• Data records
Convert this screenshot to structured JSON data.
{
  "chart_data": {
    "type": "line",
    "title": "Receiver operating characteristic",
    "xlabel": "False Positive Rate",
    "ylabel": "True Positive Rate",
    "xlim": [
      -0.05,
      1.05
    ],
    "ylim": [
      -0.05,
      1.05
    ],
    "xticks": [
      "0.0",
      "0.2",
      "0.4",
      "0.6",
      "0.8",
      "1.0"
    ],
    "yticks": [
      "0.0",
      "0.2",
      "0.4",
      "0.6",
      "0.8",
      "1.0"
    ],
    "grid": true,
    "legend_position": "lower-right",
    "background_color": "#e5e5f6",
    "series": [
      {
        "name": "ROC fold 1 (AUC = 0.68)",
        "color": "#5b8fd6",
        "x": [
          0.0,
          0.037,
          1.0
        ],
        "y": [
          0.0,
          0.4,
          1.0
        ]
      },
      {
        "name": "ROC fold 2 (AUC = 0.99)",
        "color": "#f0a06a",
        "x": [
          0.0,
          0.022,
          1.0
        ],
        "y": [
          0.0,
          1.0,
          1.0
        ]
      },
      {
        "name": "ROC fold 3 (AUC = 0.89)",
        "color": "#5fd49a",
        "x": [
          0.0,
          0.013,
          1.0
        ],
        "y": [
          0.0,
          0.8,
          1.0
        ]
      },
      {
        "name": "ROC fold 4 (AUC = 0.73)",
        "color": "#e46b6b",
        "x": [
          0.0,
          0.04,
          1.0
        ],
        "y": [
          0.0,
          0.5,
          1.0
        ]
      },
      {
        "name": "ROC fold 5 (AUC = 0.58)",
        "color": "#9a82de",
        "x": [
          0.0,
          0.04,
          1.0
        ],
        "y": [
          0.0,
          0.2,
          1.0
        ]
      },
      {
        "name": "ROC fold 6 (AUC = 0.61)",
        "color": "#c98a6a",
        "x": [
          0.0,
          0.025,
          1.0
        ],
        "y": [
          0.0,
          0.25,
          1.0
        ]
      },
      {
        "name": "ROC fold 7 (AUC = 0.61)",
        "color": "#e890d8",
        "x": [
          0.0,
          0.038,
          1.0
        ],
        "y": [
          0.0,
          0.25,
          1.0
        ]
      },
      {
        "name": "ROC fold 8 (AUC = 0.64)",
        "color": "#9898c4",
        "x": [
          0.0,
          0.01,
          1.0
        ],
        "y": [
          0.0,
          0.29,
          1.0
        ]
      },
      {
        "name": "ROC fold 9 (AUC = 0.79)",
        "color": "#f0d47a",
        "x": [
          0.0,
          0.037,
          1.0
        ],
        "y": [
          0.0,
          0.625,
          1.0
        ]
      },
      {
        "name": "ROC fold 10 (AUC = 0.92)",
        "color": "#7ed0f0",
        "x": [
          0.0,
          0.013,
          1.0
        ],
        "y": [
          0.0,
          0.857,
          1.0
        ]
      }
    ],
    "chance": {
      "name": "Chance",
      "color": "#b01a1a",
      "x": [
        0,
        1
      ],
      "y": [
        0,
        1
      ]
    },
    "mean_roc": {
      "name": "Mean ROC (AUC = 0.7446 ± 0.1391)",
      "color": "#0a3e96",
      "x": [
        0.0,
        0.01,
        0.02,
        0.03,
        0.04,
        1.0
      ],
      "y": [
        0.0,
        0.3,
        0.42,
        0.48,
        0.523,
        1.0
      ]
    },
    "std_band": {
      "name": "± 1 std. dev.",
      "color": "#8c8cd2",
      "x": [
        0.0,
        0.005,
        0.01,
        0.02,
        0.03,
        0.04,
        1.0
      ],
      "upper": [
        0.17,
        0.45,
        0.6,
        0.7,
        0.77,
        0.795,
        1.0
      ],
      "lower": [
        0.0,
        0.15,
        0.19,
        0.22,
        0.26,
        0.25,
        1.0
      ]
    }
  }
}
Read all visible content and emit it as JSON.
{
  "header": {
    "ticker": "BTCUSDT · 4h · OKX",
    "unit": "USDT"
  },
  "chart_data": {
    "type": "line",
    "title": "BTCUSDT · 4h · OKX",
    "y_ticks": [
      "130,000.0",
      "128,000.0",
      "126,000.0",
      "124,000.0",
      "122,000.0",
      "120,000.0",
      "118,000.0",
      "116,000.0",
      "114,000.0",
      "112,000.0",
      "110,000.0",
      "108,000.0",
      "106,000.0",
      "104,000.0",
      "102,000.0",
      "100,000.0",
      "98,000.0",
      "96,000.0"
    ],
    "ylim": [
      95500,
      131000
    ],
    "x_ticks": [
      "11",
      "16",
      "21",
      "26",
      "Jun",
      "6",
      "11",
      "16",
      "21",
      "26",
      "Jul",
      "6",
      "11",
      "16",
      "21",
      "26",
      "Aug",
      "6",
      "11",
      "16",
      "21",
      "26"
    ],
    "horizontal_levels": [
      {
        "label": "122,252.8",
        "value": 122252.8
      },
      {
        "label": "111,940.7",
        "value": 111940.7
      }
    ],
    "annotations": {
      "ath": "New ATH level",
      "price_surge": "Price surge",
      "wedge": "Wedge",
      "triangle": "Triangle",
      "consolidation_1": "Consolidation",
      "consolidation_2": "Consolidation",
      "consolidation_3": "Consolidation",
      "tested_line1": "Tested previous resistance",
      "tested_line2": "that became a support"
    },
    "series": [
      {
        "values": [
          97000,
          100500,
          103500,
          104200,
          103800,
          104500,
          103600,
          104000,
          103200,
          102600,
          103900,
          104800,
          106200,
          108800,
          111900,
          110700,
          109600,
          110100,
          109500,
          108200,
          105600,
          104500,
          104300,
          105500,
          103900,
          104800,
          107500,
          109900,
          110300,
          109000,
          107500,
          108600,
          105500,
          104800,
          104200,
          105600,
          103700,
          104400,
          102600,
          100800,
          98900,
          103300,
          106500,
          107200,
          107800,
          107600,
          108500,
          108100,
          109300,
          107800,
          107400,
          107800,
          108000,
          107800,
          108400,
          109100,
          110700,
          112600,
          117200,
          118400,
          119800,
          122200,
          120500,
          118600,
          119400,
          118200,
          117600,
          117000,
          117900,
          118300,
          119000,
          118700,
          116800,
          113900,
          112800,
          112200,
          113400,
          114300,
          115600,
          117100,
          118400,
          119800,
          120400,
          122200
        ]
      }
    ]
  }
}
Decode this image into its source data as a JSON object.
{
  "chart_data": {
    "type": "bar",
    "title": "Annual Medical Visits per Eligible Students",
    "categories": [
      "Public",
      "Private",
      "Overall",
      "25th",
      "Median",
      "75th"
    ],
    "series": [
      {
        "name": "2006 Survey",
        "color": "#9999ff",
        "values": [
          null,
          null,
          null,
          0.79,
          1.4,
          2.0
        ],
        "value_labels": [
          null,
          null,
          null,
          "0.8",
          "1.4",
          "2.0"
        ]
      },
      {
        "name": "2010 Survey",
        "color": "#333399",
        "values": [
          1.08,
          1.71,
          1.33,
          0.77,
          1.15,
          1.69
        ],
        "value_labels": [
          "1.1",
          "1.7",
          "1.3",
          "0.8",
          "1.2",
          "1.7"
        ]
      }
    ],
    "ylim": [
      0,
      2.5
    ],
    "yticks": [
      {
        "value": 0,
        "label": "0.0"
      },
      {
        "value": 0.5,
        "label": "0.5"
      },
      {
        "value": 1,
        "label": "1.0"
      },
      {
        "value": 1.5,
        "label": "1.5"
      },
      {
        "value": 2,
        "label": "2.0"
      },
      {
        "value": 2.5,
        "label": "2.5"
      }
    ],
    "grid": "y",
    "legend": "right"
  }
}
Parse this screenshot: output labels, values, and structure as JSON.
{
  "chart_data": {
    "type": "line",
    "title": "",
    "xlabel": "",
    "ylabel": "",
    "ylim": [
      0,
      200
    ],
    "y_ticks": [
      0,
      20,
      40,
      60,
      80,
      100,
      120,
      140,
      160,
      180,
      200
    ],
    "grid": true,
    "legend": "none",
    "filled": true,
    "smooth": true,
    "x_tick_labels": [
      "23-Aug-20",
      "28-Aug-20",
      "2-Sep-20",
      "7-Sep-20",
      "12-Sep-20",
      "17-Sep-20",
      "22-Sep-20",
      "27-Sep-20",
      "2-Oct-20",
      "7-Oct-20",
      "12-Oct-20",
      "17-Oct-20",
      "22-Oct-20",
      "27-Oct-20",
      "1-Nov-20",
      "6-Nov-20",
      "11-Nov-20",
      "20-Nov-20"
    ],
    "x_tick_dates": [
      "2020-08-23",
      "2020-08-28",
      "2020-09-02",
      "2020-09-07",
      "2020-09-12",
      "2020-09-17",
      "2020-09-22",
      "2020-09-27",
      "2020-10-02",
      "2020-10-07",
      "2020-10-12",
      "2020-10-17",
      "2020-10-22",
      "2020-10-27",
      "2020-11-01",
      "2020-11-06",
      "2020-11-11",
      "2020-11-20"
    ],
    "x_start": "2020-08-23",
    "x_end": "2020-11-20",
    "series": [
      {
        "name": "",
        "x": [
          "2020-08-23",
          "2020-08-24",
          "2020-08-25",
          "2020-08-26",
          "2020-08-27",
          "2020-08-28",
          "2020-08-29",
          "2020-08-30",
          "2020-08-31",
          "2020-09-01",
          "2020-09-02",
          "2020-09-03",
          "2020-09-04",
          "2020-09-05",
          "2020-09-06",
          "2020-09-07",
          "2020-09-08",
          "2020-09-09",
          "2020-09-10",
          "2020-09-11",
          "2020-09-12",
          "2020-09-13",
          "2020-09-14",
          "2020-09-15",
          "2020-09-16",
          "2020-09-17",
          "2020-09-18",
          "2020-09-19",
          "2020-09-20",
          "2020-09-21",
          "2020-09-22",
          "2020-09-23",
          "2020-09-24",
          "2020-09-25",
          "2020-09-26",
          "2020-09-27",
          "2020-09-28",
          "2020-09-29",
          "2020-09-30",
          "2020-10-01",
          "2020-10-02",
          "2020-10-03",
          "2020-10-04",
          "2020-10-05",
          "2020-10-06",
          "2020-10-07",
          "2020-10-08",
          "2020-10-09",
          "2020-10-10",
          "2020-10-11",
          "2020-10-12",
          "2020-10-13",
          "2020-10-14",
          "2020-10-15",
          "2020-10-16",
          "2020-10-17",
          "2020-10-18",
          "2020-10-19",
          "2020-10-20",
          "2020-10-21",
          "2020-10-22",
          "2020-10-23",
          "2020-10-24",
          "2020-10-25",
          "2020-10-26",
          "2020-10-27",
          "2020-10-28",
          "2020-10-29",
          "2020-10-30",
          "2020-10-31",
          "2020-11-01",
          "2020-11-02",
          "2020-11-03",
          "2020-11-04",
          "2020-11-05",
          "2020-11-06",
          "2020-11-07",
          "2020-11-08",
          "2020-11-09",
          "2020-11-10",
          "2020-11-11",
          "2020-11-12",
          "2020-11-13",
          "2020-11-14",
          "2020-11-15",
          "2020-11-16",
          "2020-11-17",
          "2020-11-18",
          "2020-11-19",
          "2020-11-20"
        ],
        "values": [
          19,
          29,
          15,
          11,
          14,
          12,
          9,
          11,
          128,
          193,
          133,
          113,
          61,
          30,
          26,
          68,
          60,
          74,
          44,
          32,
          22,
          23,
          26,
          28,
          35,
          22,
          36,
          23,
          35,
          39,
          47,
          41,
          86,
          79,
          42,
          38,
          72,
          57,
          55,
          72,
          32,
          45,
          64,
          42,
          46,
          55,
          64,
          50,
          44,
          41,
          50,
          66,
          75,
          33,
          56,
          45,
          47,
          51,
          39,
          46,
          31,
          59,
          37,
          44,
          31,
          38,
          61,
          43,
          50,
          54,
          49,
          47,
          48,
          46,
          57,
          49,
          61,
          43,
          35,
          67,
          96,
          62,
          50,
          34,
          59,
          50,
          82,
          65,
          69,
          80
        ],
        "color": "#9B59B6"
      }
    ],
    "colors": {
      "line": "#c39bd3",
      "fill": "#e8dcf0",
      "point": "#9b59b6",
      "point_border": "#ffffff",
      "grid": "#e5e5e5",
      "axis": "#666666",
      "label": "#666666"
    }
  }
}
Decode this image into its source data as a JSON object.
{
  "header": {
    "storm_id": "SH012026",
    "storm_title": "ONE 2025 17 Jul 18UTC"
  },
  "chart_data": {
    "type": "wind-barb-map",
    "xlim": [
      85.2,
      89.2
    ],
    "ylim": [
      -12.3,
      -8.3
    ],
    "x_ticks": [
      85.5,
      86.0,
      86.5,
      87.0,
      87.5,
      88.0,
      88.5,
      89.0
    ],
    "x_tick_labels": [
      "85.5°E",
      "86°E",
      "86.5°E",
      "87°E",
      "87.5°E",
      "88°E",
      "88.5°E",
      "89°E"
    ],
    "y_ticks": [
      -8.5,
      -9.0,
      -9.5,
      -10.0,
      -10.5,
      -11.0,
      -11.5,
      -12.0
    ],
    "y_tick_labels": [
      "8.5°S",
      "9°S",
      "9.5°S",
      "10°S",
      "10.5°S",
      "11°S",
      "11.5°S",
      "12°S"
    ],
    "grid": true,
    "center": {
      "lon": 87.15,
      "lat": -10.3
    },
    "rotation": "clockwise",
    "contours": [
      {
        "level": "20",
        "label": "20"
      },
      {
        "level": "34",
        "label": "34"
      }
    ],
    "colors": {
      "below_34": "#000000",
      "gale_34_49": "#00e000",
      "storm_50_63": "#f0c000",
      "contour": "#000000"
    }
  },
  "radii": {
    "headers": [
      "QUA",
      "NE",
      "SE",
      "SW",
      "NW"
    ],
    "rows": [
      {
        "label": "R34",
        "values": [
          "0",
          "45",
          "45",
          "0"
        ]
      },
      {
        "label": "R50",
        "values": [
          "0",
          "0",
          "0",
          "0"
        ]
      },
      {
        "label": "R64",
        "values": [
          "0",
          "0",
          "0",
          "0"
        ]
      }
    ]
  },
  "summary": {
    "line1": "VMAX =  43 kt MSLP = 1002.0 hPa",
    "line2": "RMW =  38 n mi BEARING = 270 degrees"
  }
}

• SET EXERCISE
Using the material above, report each line where "screenshot" occurs.

• TASK SOLUTION
Convert this screenshot to structured JSON data.
Parse this screenshot: output labels, values, and structure as JSON.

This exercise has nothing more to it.